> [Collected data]

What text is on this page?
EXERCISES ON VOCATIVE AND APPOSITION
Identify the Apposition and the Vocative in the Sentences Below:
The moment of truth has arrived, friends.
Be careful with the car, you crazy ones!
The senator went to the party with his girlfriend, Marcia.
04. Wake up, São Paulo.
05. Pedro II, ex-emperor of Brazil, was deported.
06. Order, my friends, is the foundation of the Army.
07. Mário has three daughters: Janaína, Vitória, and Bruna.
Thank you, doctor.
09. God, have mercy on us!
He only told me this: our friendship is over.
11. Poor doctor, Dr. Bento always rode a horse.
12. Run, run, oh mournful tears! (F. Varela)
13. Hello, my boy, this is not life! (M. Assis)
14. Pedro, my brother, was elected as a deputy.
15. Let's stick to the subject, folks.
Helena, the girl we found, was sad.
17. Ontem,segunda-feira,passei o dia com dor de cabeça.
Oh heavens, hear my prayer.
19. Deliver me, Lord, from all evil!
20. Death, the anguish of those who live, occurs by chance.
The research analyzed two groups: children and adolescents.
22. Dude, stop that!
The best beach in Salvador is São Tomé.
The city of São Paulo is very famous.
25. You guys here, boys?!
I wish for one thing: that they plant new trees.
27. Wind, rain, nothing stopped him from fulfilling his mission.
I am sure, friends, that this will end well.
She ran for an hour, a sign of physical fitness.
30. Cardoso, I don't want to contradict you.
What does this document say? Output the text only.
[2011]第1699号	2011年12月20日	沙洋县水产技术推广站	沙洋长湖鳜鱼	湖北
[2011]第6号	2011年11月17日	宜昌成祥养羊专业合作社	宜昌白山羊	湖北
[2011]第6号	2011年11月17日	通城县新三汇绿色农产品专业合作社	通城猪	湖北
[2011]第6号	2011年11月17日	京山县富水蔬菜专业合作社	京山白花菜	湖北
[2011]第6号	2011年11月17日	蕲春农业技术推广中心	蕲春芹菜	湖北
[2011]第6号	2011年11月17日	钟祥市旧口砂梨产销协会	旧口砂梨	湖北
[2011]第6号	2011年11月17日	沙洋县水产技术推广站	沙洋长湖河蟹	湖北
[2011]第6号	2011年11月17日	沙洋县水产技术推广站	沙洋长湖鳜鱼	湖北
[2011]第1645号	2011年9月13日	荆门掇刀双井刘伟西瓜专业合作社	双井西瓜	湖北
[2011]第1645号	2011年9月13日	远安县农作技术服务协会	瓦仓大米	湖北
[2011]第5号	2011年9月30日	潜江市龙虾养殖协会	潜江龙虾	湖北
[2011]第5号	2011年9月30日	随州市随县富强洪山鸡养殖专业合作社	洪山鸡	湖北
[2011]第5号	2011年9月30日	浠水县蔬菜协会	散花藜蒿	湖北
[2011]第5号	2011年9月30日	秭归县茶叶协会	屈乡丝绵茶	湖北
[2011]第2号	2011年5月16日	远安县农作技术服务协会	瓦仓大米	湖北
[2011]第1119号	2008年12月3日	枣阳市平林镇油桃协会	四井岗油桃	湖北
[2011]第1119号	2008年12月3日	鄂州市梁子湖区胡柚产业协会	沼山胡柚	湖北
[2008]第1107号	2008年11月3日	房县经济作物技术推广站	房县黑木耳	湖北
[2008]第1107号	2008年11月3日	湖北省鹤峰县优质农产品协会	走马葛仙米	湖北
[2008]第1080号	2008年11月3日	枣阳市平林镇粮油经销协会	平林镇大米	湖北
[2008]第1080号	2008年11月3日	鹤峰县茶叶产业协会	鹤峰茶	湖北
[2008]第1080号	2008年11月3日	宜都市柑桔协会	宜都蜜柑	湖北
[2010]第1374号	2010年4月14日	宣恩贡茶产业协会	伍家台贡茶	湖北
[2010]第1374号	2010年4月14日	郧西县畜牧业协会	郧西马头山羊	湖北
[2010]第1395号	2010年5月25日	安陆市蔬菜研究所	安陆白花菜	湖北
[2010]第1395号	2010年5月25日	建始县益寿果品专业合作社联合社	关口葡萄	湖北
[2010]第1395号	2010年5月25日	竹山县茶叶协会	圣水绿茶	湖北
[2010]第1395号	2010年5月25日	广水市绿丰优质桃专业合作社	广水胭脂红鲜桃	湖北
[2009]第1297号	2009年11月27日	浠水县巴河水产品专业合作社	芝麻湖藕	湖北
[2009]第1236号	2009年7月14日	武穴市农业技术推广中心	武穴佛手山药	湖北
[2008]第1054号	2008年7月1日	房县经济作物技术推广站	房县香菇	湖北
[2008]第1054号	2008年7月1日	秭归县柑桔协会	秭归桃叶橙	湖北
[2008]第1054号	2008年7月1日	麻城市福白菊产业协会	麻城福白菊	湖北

> [What you are asked to do] Your task is to transcribe the line containing "What does this" and every line after it, through the last line of the data, exactly as written and with nothing more.

> [Written answer]
What does this document say? Output the text only.
[2011]第1699号	2011年12月20日	沙洋县水产技术推广站	沙洋长湖鳜鱼	湖北
[2011]第6号	2011年11月17日	宜昌成祥养羊专业合作社	宜昌白山羊	湖北
[2011]第6号	2011年11月17日	通城县新三汇绿色农产品专业合作社	通城猪	湖北
[2011]第6号	2011年11月17日	京山县富水蔬菜专业合作社	京山白花菜	湖北
[2011]第6号	2011年11月17日	蕲春农业技术推广中心	蕲春芹菜	湖北
[2011]第6号	2011年11月17日	钟祥市旧口砂梨产销协会	旧口砂梨	湖北
[2011]第6号	2011年11月17日	沙洋县水产技术推广站	沙洋长湖河蟹	湖北
[2011]第6号	2011年11月17日	沙洋县水产技术推广站	沙洋长湖鳜鱼	湖北
[2011]第1645号	2011年9月13日	荆门掇刀双井刘伟西瓜专业合作社	双井西瓜	湖北
[2011]第1645号	2011年9月13日	远安县农作技术服务协会	瓦仓大米	湖北
[2011]第5号	2011年9月30日	潜江市龙虾养殖协会	潜江龙虾	湖北
[2011]第5号	2011年9月30日	随州市随县富强洪山鸡养殖专业合作社	洪山鸡	湖北
[2011]第5号	2011年9月30日	浠水县蔬菜协会	散花藜蒿	湖北
[2011]第5号	2011年9月30日	秭归县茶叶协会	屈乡丝绵茶	湖北
[2011]第2号	2011年5月16日	远安县农作技术服务协会	瓦仓大米	湖北
[2011]第1119号	2008年12月3日	枣阳市平林镇油桃协会	四井岗油桃	湖北
[2011]第1119号	2008年12月3日	鄂州市梁子湖区胡柚产业协会	沼山胡柚	湖北
[2008]第1107号	2008年11月3日	房县经济作物技术推广站	房县黑木耳	湖北
[2008]第1107号	2008年11月3日	湖北省鹤峰县优质农产品协会	走马葛仙米	湖北
[2008]第1080号	2008年11月3日	枣阳市平林镇粮油经销协会	平林镇大米	湖北
[2008]第1080号	2008年11月3日	鹤峰县茶叶产业协会	鹤峰茶	湖北
[2008]第1080号	2008年11月3日	宜都市柑桔协会	宜都蜜柑	湖北
[2010]第1374号	2010年4月14日	宣恩贡茶产业协会	伍家台贡茶	湖北
[2010]第1374号	2010年4月14日	郧西县畜牧业协会	郧西马头山羊	湖北
[2010]第1395号	2010年5月25日	安陆市蔬菜研究所	安陆白花菜	湖北
[2010]第1395号	2010年5月25日	建始县益寿果品专业合作社联合社	关口葡萄	湖北
[2010]第1395号	2010年5月25日	竹山县茶叶协会	圣水绿茶	湖北
[2010]第1395号	2010年5月25日	广水市绿丰优质桃专业合作社	广水胭脂红鲜桃	湖北
[2009]第1297号	2009年11月27日	浠水县巴河水产品专业合作社	芝麻湖藕	湖北
[2009]第1236号	2009年7月14日	武穴市农业技术推广中心	武穴佛手山药	湖北
[2008]第1054号	2008年7月1日	房县经济作物技术推广站	房县香菇	湖北
[2008]第1054号	2008年7月1日	秭归县柑桔协会	秭归桃叶橙	湖北
[2008]第1054号	2008年7月1日	麻城市福白菊产业协会	麻城福白菊	湖北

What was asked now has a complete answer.